WHAT TO DO
Copy out every line of the material below verbatim, but leave out the pictures.

**** DATA SUPPLIED ****

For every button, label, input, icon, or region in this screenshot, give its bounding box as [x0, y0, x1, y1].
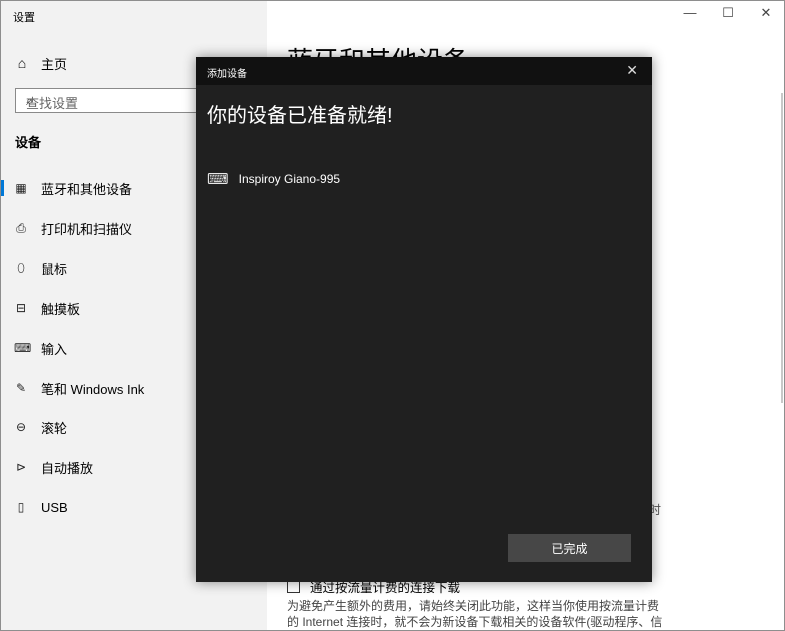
sidebar-item-label: 蓝牙和其他设备 — [41, 181, 133, 197]
pen-icon: ✎ — [15, 381, 27, 395]
sidebar-item-label: 鼠标 — [41, 261, 68, 277]
usb-icon: ▯ — [17, 500, 25, 514]
scrollbar[interactable] — [781, 93, 783, 403]
minimize-icon[interactable]: — — [680, 5, 700, 20]
dialog-heading: 你的设备已准备就绪! — [207, 105, 393, 127]
sidebar-item-label: 滚轮 — [41, 420, 68, 436]
keyboard-device-icon: ⌨ — [207, 171, 229, 188]
printer-icon: ⎙ — [16, 220, 26, 235]
metered-description: 为避免产生额外的费用，请始终关闭此功能，这样当你使用按流量计费的 Interne… — [287, 599, 663, 629]
sidebar-item-label: 笔和 Windows Ink — [41, 381, 145, 397]
autoplay-icon: ⊳ — [15, 460, 27, 474]
dialog-title: 添加设备 — [207, 69, 247, 80]
touchpad-icon: ⊟ — [15, 301, 27, 315]
maximize-icon[interactable]: ☐ — [718, 5, 738, 21]
sidebar-item-label: 输入 — [41, 341, 68, 357]
dialog-titlebar: 添加设备 ✕ — [196, 57, 652, 85]
window-title: 设置 — [13, 12, 35, 24]
add-device-dialog: 添加设备 ✕ 你的设备已准备就绪! ⌨ Inspiroy Giano-995 已… — [196, 57, 652, 582]
device-item: ⌨ Inspiroy Giano-995 — [207, 170, 340, 188]
device-name: Inspiroy Giano-995 — [238, 172, 341, 186]
home-label: 主页 — [41, 56, 68, 72]
settings-window: 设置 ⌂ 主页 查找设置 ⌕ 设备 ▦ 蓝牙和其他设备 ⎙ 打印机和扫描仪 ⬯ … — [0, 0, 785, 631]
home-icon: ⌂ — [17, 55, 27, 71]
done-button[interactable]: 已完成 — [508, 534, 631, 562]
sidebar-item-label: USB — [41, 499, 68, 515]
bluetooth-devices-icon: ▦ — [15, 181, 27, 195]
keyboard-icon: ⌨ — [14, 341, 32, 355]
sidebar-item-label: 打印机和扫描仪 — [41, 221, 133, 237]
mouse-icon: ⬯ — [17, 260, 25, 275]
section-title: 设备 — [15, 135, 42, 150]
home-nav[interactable]: ⌂ 主页 — [15, 53, 67, 73]
dialog-close-icon[interactable]: ✕ — [626, 62, 638, 79]
close-icon[interactable]: ✕ — [756, 5, 776, 21]
wheel-icon: ⊖ — [15, 420, 27, 434]
sidebar-item-label: 触摸板 — [41, 301, 81, 317]
sidebar-item-label: 自动播放 — [41, 460, 94, 476]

****

EXERCISE ANSWER
For every button, label, input, icon, or region in this screenshot, give its bounding box as [x0, y0, x1, y1].
sidebar-item-label: 蓝牙和其他设备 — [41, 181, 133, 197]
pen-icon: ✎ — [15, 381, 27, 395]
sidebar-item-label: 鼠标 — [41, 261, 68, 277]
usb-icon: ▯ — [17, 500, 25, 514]
scrollbar[interactable] — [781, 93, 783, 403]
minimize-icon[interactable]: — — [680, 5, 700, 20]
dialog-heading: 你的设备已准备就绪! — [207, 105, 393, 127]
sidebar-item-label: 滚轮 — [41, 420, 68, 436]
keyboard-device-icon: ⌨ — [207, 171, 229, 188]
printer-icon: ⎙ — [16, 220, 26, 235]
metered-description: 为避免产生额外的费用，请始终关闭此功能，这样当你使用按流量计费的 Interne… — [287, 599, 663, 629]
sidebar-item-label: 笔和 Windows Ink — [41, 381, 145, 397]
autoplay-icon: ⊳ — [15, 460, 27, 474]
dialog-title: 添加设备 — [207, 69, 247, 80]
touchpad-icon: ⊟ — [15, 301, 27, 315]
maximize-icon[interactable]: ☐ — [718, 5, 738, 21]
sidebar-item-label: 输入 — [41, 341, 68, 357]
dialog-titlebar: 添加设备 ✕ — [196, 57, 652, 85]
window-title: 设置 — [13, 12, 35, 24]
add-device-dialog: 添加设备 ✕ 你的设备已准备就绪! ⌨ Inspiroy Giano-995 已… — [196, 57, 652, 582]
device-item: ⌨ Inspiroy Giano-995 — [207, 170, 340, 188]
device-name: Inspiroy Giano-995 — [238, 172, 341, 186]
home-label: 主页 — [41, 56, 68, 72]
settings-window: 设置 ⌂ 主页 查找设置 ⌕ 设备 ▦ 蓝牙和其他设备 ⎙ 打印机和扫描仪 ⬯ … — [0, 0, 785, 631]
home-icon: ⌂ — [17, 55, 27, 71]
done-button[interactable]: 已完成 — [508, 534, 631, 562]
sidebar-item-label: USB — [41, 499, 68, 515]
bluetooth-devices-icon: ▦ — [15, 181, 27, 195]
keyboard-icon: ⌨ — [14, 341, 32, 355]
sidebar-item-label: 打印机和扫描仪 — [41, 221, 133, 237]
mouse-icon: ⬯ — [17, 260, 25, 275]
section-title: 设备 — [15, 135, 42, 150]
home-nav[interactable]: ⌂ 主页 — [15, 53, 67, 73]
dialog-close-icon[interactable]: ✕ — [626, 62, 638, 79]
close-icon[interactable]: ✕ — [756, 5, 776, 21]
wheel-icon: ⊖ — [15, 420, 27, 434]
sidebar-item-label: 触摸板 — [41, 301, 81, 317]
sidebar-item-label: 自动播放 — [41, 460, 94, 476]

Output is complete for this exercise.